Data tied to figure images
# # #

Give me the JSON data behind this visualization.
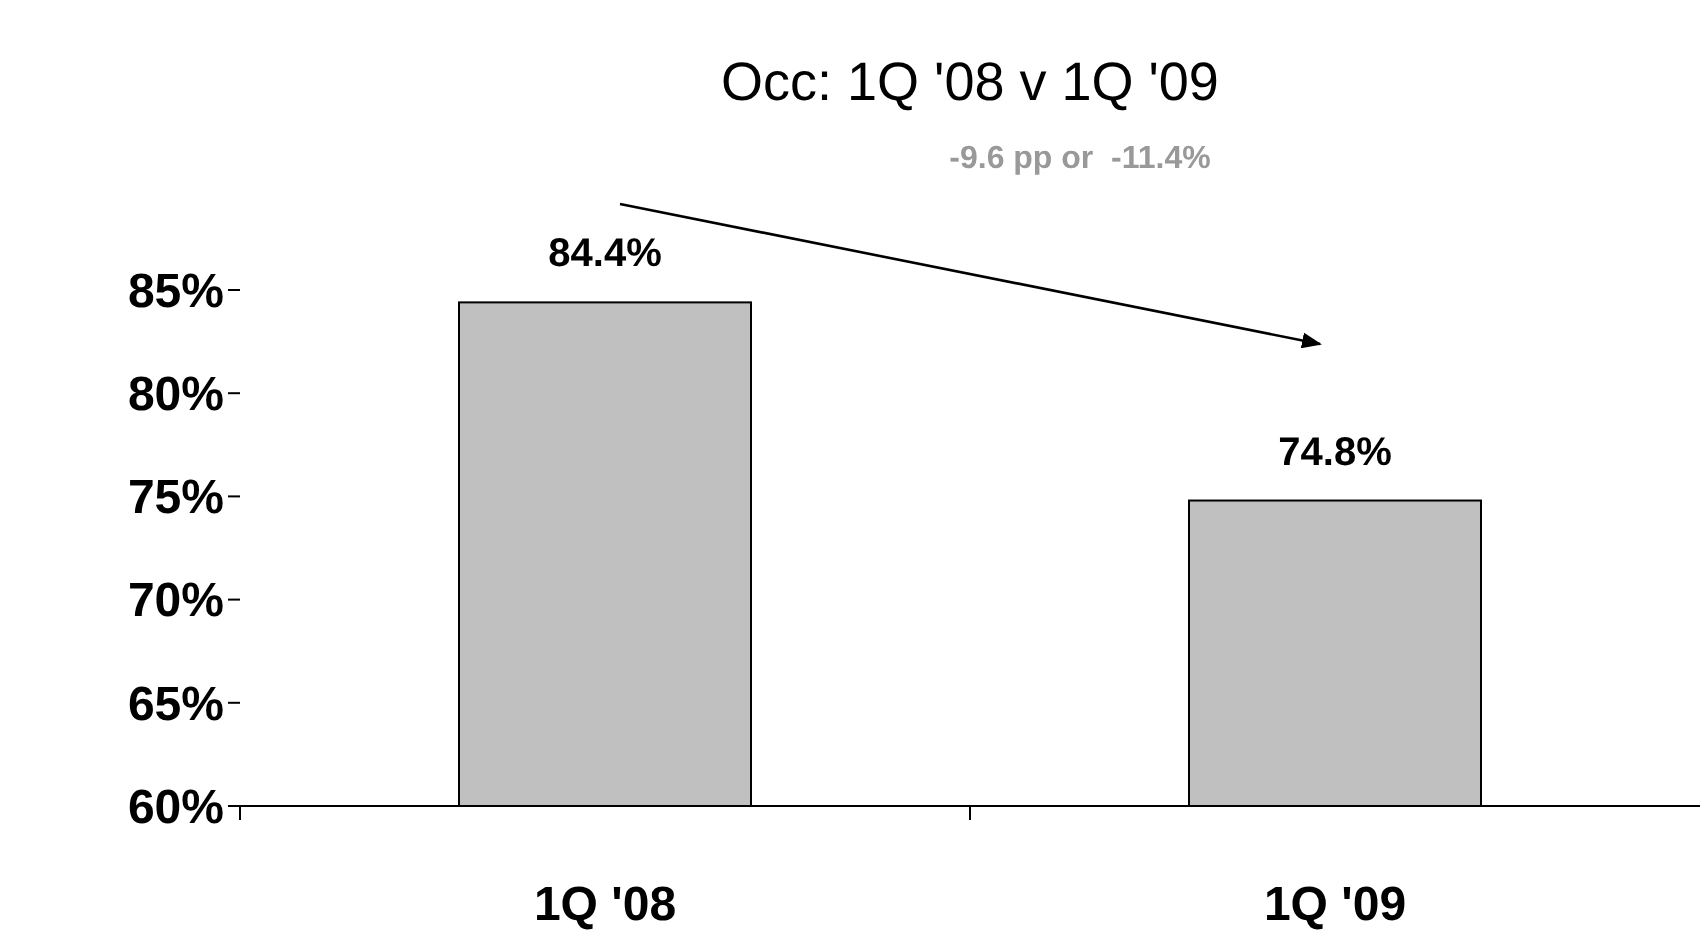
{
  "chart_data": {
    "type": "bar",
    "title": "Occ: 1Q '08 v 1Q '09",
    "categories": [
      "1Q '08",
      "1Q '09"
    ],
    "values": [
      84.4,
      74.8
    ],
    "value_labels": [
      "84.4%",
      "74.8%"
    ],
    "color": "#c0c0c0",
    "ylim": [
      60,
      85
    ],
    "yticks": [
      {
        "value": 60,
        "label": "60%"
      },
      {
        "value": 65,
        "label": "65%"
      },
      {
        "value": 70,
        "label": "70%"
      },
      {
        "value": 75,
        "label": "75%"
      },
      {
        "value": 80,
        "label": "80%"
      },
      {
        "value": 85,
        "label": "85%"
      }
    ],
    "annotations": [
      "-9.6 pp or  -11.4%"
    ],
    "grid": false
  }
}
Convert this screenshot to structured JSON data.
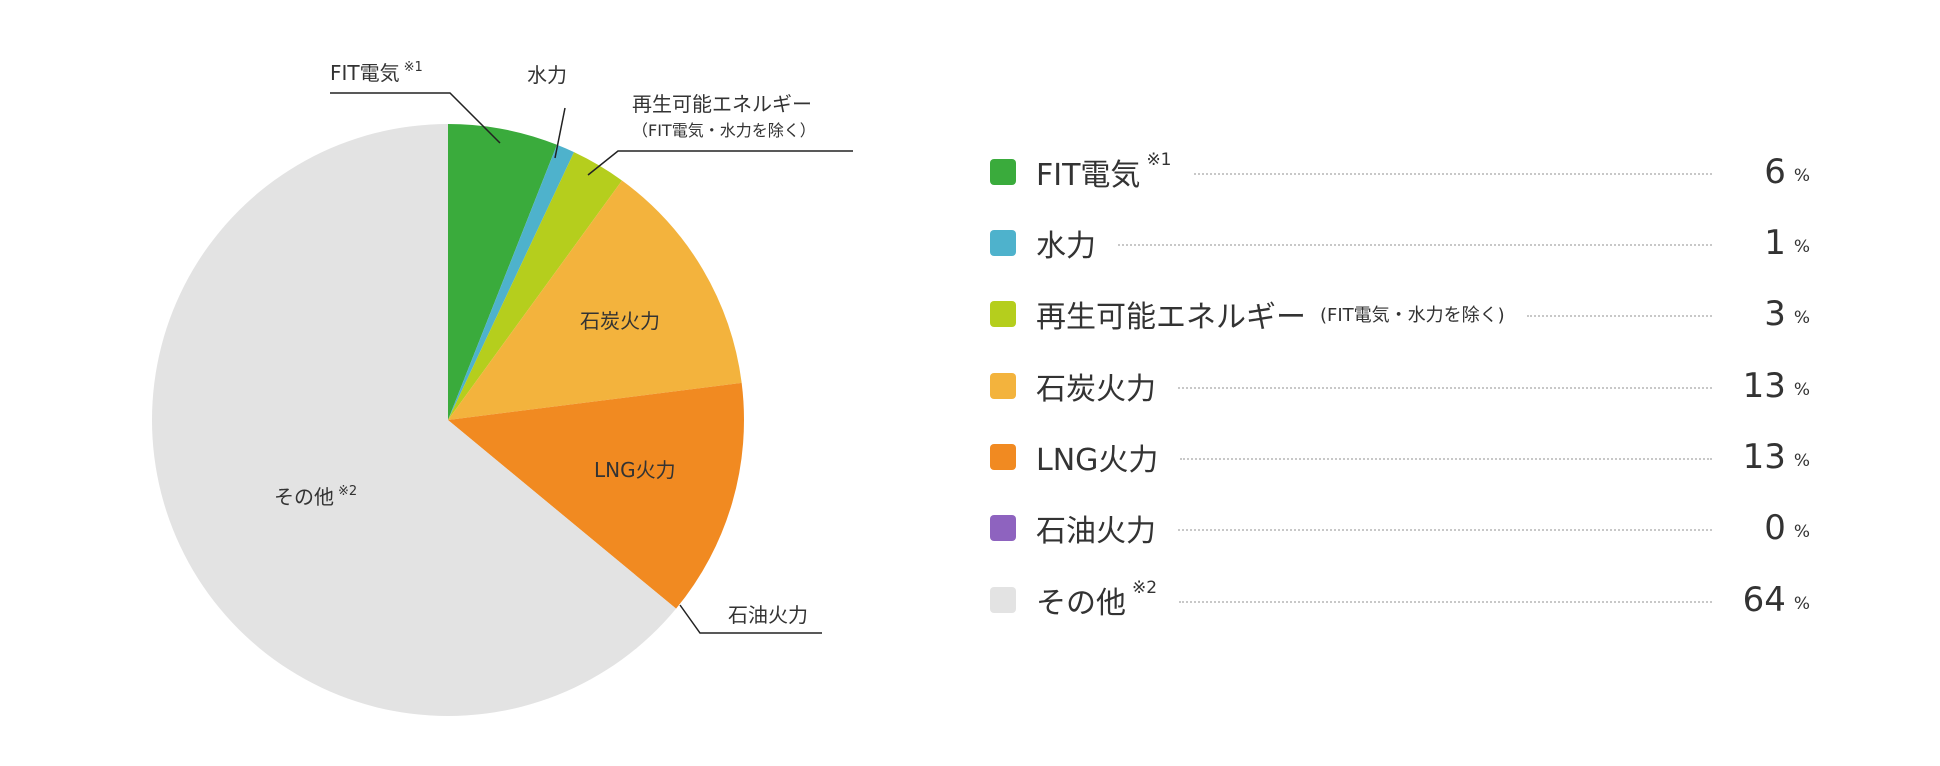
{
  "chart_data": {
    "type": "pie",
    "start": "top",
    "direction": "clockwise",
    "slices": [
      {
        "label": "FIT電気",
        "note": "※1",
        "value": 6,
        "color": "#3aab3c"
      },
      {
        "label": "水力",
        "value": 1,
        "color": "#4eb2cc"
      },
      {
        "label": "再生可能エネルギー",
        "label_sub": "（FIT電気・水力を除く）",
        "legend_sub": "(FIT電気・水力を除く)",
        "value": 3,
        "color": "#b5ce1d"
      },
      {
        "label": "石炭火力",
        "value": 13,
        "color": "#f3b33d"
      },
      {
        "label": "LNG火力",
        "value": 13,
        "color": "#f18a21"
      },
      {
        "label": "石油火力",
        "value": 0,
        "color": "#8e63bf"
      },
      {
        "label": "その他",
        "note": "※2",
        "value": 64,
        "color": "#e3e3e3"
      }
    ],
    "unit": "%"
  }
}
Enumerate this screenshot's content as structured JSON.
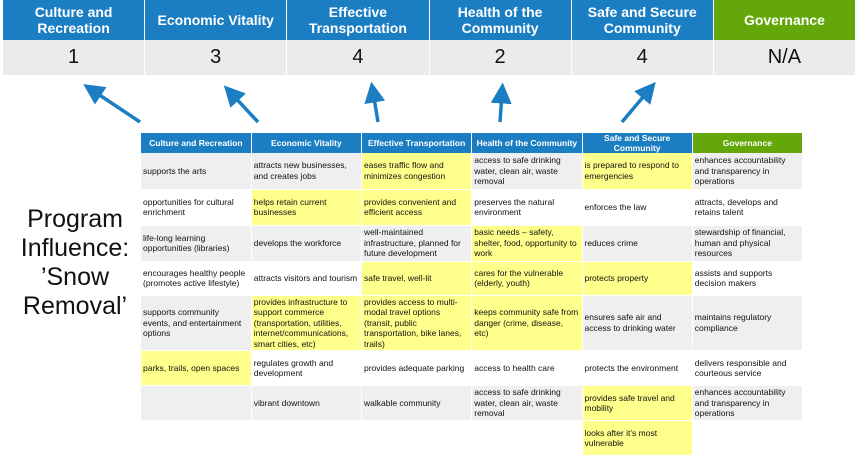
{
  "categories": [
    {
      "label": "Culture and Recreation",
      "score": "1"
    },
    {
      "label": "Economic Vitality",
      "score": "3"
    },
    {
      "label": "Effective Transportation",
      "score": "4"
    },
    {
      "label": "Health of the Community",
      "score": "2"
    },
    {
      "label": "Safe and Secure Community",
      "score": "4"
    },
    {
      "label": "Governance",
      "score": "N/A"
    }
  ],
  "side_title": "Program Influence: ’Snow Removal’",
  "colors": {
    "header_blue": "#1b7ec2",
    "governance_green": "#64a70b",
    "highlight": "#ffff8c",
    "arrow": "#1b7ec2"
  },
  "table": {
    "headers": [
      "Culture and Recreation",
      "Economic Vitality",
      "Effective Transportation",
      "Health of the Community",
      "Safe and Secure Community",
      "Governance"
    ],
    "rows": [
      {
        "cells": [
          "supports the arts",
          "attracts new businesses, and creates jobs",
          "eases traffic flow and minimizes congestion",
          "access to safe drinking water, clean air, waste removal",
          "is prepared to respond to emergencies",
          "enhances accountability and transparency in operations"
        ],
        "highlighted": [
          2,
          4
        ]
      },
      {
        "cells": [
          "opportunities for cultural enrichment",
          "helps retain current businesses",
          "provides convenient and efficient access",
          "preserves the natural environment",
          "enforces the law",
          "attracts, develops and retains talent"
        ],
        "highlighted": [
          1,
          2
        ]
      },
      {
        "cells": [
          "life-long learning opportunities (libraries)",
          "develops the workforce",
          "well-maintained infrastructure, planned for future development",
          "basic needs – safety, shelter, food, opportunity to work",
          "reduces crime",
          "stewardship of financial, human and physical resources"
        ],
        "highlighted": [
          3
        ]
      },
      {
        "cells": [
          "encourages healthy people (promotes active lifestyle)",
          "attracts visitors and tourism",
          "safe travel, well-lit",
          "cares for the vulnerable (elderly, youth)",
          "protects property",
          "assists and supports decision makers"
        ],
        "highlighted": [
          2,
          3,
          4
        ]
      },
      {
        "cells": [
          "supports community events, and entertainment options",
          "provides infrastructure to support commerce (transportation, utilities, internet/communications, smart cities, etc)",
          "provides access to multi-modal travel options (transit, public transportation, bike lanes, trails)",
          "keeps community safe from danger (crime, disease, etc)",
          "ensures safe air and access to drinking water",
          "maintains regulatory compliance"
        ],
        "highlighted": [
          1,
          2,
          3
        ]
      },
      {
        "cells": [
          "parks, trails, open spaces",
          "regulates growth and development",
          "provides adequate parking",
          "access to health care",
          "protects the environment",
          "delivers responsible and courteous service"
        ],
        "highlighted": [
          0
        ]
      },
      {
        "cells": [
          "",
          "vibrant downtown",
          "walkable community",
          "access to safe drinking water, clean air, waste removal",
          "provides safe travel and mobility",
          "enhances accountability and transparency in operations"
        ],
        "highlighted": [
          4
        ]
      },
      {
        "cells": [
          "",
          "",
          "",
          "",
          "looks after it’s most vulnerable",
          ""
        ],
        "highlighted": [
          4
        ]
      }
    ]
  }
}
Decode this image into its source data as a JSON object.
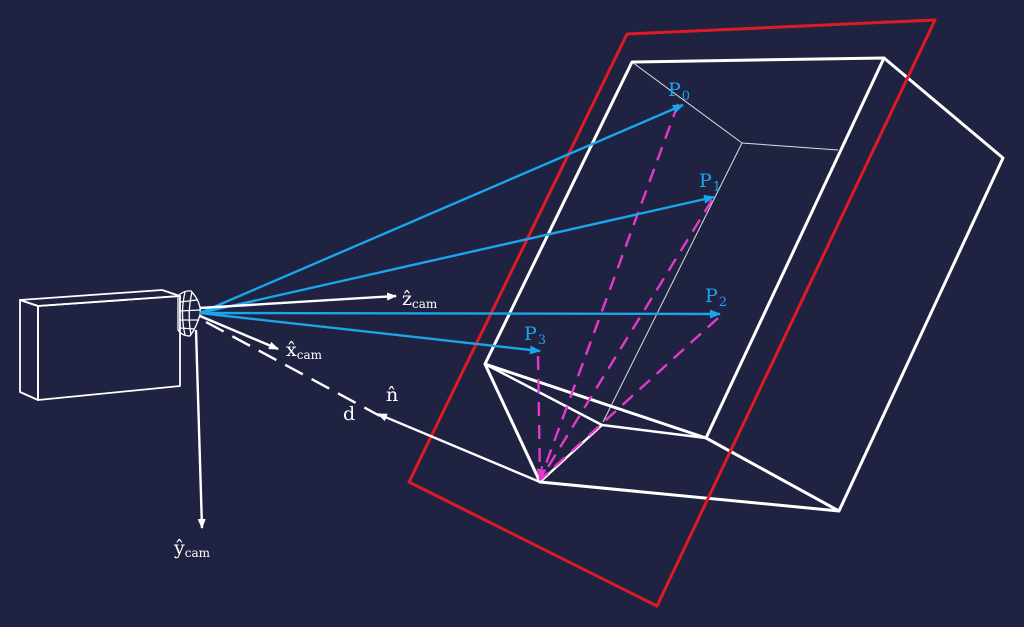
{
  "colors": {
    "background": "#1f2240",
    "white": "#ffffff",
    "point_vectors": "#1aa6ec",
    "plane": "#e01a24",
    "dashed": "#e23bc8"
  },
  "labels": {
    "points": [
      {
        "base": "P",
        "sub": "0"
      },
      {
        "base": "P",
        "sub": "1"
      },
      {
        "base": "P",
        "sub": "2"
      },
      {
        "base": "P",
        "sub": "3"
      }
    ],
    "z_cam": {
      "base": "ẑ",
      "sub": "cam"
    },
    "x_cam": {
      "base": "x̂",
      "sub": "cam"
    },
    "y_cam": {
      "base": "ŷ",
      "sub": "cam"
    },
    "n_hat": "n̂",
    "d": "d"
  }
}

# # #

DIRECTIONS FOR THIS TASK
Collect, from the material above, every line containing the word "opportunities".

ANSWER TO THIS PROBLEM
          "opportunities for cultural enrichment",
          "life-long learning opportunities (libraries)",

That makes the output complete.